* What is asked
Answer with nothing except the number of lines that contain the word "ERAI".

* Provided records
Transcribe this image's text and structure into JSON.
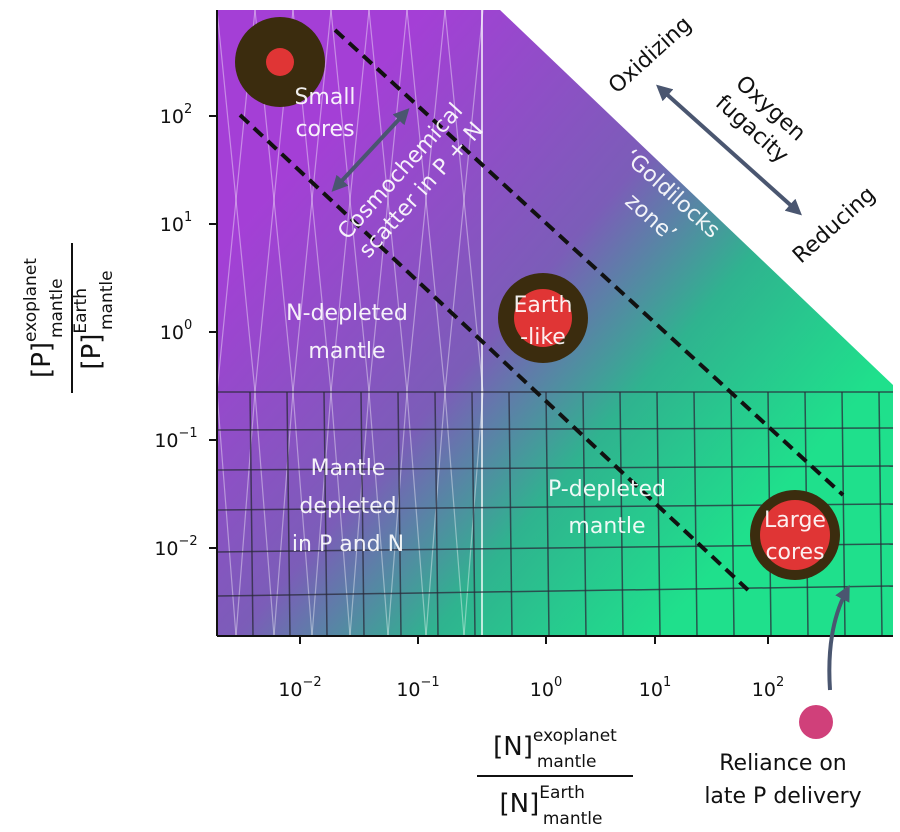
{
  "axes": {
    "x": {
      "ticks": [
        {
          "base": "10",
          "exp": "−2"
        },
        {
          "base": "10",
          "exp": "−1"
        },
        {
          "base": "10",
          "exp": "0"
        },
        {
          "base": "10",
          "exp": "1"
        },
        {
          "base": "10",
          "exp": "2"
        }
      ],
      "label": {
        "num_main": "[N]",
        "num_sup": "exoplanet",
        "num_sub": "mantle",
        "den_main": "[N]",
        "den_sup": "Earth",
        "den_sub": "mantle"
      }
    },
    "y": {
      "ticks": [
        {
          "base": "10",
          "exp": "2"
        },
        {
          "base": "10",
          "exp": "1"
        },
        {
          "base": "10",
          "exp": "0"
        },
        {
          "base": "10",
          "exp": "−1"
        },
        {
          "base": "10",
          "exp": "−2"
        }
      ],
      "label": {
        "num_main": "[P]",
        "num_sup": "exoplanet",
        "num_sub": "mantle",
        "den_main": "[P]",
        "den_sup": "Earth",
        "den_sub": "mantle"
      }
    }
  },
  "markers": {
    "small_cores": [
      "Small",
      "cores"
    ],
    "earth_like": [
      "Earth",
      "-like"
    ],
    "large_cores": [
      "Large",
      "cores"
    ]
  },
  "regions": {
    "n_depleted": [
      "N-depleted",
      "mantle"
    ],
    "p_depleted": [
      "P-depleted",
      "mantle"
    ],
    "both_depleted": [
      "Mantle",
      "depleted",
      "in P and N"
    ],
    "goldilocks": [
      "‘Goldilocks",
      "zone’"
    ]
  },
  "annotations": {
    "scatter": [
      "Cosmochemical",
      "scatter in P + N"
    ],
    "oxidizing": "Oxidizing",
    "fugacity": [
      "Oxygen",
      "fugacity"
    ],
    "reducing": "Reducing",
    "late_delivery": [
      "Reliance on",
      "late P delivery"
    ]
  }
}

---

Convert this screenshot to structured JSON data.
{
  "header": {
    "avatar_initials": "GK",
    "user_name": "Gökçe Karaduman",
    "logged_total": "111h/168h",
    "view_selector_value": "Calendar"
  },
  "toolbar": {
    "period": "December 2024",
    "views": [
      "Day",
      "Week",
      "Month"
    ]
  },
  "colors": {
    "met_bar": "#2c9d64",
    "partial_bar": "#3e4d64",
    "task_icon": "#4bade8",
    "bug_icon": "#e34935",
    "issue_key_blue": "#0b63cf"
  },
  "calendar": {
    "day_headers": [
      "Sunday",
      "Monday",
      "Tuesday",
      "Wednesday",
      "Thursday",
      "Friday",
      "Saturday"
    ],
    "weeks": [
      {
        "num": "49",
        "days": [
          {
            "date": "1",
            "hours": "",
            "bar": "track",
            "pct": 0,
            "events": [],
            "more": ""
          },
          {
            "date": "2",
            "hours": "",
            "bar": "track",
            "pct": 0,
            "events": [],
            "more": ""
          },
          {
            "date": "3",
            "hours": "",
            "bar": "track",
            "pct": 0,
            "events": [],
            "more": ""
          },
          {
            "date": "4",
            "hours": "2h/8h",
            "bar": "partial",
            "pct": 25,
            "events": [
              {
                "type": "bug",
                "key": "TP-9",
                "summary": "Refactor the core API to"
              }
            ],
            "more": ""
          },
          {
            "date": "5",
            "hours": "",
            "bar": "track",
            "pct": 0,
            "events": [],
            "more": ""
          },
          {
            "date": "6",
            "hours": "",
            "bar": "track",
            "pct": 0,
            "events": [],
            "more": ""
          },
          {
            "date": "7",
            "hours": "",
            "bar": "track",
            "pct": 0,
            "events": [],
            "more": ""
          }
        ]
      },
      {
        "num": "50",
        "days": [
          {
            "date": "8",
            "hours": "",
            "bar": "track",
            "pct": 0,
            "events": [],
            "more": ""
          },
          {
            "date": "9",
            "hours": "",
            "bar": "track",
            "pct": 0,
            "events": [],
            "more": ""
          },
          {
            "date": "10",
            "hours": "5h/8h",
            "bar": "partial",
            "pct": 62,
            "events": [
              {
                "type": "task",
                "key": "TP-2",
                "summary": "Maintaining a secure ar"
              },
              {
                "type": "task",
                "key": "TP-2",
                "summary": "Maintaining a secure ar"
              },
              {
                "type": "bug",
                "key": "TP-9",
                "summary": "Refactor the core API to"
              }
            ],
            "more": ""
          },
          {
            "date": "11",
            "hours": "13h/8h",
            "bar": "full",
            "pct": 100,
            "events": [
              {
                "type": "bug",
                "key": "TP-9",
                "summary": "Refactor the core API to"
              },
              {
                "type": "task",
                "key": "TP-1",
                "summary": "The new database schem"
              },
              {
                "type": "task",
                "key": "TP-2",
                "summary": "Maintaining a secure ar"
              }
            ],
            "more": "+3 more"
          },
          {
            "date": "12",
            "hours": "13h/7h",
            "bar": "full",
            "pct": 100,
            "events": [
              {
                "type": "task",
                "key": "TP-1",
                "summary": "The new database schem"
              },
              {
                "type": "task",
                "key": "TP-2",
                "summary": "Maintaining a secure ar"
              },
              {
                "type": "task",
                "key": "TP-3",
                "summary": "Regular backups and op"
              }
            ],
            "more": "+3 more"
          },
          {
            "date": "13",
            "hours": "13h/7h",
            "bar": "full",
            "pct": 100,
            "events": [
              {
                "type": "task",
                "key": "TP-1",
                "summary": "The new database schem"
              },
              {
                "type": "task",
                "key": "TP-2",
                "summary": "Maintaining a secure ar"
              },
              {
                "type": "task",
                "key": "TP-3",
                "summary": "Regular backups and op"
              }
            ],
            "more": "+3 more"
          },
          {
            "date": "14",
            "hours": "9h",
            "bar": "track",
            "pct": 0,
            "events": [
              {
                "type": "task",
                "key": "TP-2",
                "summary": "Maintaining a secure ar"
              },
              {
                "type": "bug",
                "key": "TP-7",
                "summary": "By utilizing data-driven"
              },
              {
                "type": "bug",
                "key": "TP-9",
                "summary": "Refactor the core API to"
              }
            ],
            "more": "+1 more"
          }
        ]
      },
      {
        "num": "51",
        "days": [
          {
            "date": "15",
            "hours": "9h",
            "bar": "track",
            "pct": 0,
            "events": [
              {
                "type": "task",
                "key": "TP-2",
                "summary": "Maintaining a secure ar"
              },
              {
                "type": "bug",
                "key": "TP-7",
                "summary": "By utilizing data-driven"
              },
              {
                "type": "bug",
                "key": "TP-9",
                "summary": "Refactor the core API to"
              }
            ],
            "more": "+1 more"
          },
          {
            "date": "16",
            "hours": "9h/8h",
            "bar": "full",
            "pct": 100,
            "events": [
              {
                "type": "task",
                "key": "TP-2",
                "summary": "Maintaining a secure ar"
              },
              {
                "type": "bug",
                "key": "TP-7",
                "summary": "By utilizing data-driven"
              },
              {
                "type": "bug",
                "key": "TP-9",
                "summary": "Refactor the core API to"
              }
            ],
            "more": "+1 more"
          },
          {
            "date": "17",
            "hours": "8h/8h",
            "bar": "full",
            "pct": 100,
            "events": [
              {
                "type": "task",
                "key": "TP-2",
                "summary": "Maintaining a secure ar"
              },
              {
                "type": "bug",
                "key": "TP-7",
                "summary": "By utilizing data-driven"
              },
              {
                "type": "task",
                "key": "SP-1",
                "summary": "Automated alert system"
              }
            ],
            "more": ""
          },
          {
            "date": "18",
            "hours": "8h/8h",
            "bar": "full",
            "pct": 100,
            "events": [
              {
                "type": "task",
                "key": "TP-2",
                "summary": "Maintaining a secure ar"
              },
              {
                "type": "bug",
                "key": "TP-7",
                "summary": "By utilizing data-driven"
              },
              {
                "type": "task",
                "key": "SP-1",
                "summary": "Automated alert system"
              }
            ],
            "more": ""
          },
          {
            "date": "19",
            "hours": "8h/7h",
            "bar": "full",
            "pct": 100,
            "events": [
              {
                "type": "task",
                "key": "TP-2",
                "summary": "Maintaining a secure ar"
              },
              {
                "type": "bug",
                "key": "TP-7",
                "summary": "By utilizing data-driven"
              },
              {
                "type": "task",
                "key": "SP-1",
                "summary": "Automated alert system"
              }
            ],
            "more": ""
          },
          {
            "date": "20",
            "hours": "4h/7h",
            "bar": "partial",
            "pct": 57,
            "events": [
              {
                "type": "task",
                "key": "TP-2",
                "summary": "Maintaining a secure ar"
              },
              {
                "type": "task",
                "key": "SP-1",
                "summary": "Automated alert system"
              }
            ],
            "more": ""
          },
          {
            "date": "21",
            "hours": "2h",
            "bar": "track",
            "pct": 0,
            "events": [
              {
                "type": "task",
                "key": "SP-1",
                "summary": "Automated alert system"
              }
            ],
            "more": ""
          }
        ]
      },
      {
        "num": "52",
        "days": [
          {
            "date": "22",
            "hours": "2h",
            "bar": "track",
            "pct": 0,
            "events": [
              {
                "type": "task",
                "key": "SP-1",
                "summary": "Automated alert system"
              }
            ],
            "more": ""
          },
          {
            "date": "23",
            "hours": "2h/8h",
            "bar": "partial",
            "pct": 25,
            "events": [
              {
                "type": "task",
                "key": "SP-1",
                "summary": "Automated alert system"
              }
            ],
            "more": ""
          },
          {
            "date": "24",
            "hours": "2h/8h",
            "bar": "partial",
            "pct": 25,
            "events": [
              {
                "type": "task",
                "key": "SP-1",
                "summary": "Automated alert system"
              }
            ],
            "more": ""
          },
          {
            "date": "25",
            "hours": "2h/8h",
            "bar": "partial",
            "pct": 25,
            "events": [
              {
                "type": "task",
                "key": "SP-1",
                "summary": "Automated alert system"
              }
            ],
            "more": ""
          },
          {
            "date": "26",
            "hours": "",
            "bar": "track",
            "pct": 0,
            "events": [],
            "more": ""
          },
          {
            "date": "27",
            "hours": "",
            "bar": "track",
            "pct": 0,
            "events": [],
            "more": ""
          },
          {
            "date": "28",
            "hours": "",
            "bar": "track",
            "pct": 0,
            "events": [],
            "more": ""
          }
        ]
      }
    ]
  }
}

--

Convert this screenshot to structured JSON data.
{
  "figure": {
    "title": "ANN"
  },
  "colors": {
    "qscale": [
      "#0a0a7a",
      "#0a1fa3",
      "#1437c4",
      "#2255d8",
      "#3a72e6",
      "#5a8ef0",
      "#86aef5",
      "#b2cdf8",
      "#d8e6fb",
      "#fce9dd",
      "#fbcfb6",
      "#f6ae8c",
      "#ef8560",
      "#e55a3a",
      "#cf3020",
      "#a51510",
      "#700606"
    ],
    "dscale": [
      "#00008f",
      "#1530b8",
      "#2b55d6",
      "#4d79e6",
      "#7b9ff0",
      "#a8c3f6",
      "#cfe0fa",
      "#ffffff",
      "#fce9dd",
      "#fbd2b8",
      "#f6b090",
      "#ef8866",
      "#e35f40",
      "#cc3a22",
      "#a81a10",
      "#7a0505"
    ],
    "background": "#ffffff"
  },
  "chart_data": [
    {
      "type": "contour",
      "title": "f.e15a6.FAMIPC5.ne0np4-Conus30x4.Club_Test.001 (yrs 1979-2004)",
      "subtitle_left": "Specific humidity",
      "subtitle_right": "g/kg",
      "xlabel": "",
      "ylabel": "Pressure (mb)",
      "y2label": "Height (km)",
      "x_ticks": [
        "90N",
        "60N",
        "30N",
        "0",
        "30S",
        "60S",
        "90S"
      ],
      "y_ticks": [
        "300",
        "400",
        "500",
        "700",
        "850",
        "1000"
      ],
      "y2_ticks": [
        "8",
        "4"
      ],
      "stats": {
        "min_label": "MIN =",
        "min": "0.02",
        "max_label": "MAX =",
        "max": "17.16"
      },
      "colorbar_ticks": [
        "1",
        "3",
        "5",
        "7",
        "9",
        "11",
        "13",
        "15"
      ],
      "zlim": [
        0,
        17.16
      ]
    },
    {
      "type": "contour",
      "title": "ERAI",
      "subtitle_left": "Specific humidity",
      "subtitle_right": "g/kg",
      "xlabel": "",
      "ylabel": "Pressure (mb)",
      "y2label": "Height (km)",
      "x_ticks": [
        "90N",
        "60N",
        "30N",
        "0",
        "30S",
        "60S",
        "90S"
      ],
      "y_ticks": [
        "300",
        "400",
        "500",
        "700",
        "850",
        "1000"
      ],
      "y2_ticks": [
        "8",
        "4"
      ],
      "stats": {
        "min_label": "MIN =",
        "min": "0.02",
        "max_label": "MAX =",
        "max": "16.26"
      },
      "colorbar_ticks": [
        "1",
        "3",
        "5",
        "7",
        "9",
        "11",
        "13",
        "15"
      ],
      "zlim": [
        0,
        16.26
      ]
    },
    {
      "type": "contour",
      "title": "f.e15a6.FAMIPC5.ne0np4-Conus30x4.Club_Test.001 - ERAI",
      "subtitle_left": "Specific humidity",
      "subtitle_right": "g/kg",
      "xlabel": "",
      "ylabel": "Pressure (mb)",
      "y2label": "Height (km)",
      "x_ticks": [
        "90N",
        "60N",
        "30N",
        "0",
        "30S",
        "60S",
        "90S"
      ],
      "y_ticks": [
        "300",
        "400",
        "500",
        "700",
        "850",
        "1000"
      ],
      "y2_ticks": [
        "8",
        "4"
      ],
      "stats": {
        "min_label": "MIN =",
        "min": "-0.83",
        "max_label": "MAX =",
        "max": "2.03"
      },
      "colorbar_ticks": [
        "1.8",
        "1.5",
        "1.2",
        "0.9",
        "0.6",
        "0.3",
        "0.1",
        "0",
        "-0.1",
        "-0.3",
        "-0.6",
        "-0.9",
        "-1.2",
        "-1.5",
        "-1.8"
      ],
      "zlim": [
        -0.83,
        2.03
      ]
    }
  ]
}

* Solved exercise
2